■ **DIRECTIONS**
Please repeat all of the listing exactly.

■ **ENTRIES SHOWN**
* * *

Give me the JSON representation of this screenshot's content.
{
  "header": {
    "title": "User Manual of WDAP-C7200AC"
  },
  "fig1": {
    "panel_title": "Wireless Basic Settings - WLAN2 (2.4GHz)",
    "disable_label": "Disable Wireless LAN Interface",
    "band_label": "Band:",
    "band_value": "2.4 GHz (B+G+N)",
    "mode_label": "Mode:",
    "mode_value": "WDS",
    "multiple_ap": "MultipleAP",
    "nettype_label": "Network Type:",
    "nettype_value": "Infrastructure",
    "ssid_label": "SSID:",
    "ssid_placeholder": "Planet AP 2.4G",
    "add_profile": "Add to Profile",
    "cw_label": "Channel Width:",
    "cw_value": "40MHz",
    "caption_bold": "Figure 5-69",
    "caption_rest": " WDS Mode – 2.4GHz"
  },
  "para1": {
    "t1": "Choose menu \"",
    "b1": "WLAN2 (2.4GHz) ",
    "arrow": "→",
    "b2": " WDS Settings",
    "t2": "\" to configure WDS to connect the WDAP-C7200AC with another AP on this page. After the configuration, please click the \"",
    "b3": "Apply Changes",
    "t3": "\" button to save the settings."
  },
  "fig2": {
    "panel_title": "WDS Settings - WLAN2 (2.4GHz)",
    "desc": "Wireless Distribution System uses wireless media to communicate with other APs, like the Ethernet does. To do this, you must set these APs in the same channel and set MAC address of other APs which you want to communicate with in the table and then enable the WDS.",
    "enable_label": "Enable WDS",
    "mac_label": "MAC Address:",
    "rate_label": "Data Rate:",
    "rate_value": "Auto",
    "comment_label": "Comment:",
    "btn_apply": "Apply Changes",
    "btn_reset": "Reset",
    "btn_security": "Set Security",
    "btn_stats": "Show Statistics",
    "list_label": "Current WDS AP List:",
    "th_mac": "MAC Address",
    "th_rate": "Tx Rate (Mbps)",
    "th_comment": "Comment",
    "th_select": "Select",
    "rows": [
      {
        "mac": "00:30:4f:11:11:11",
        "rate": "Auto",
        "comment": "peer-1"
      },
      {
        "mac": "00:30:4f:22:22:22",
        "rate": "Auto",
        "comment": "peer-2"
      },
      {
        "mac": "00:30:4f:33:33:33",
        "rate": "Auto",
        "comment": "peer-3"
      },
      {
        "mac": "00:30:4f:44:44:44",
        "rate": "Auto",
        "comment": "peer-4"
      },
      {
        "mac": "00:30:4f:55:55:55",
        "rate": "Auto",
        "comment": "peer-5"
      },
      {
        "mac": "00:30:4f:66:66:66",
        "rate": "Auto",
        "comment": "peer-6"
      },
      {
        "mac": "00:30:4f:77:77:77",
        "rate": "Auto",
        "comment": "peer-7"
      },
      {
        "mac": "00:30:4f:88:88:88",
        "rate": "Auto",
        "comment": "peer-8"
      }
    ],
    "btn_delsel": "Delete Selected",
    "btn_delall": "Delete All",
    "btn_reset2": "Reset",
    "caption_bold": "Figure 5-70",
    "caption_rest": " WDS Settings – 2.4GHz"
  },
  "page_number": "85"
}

* * *

■ **CORRECT ANSWER**
Give me the JSON representation of this screenshot's content.
{
  "header": {
    "title": "User Manual of WDAP-C7200AC"
  },
  "fig1": {
    "panel_title": "Wireless Basic Settings - WLAN2 (2.4GHz)",
    "disable_label": "Disable Wireless LAN Interface",
    "band_label": "Band:",
    "band_value": "2.4 GHz (B+G+N)",
    "mode_label": "Mode:",
    "mode_value": "WDS",
    "multiple_ap": "MultipleAP",
    "nettype_label": "Network Type:",
    "nettype_value": "Infrastructure",
    "ssid_label": "SSID:",
    "ssid_placeholder": "Planet AP 2.4G",
    "add_profile": "Add to Profile",
    "cw_label": "Channel Width:",
    "cw_value": "40MHz",
    "caption_bold": "Figure 5-69",
    "caption_rest": " WDS Mode – 2.4GHz"
  },
  "para1": {
    "t1": "Choose menu \"",
    "b1": "WLAN2 (2.4GHz) ",
    "arrow": "→",
    "b2": " WDS Settings",
    "t2": "\" to configure WDS to connect the WDAP-C7200AC with another AP on this page. After the configuration, please click the \"",
    "b3": "Apply Changes",
    "t3": "\" button to save the settings."
  },
  "fig2": {
    "panel_title": "WDS Settings - WLAN2 (2.4GHz)",
    "desc": "Wireless Distribution System uses wireless media to communicate with other APs, like the Ethernet does. To do this, you must set these APs in the same channel and set MAC address of other APs which you want to communicate with in the table and then enable the WDS.",
    "enable_label": "Enable WDS",
    "mac_label": "MAC Address:",
    "rate_label": "Data Rate:",
    "rate_value": "Auto",
    "comment_label": "Comment:",
    "btn_apply": "Apply Changes",
    "btn_reset": "Reset",
    "btn_security": "Set Security",
    "btn_stats": "Show Statistics",
    "list_label": "Current WDS AP List:",
    "th_mac": "MAC Address",
    "th_rate": "Tx Rate (Mbps)",
    "th_comment": "Comment",
    "th_select": "Select",
    "rows": [
      {
        "mac": "00:30:4f:11:11:11",
        "rate": "Auto",
        "comment": "peer-1"
      },
      {
        "mac": "00:30:4f:22:22:22",
        "rate": "Auto",
        "comment": "peer-2"
      },
      {
        "mac": "00:30:4f:33:33:33",
        "rate": "Auto",
        "comment": "peer-3"
      },
      {
        "mac": "00:30:4f:44:44:44",
        "rate": "Auto",
        "comment": "peer-4"
      },
      {
        "mac": "00:30:4f:55:55:55",
        "rate": "Auto",
        "comment": "peer-5"
      },
      {
        "mac": "00:30:4f:66:66:66",
        "rate": "Auto",
        "comment": "peer-6"
      },
      {
        "mac": "00:30:4f:77:77:77",
        "rate": "Auto",
        "comment": "peer-7"
      },
      {
        "mac": "00:30:4f:88:88:88",
        "rate": "Auto",
        "comment": "peer-8"
      }
    ],
    "btn_delsel": "Delete Selected",
    "btn_delall": "Delete All",
    "btn_reset2": "Reset",
    "caption_bold": "Figure 5-70",
    "caption_rest": " WDS Settings – 2.4GHz"
  },
  "page_number": "85"
}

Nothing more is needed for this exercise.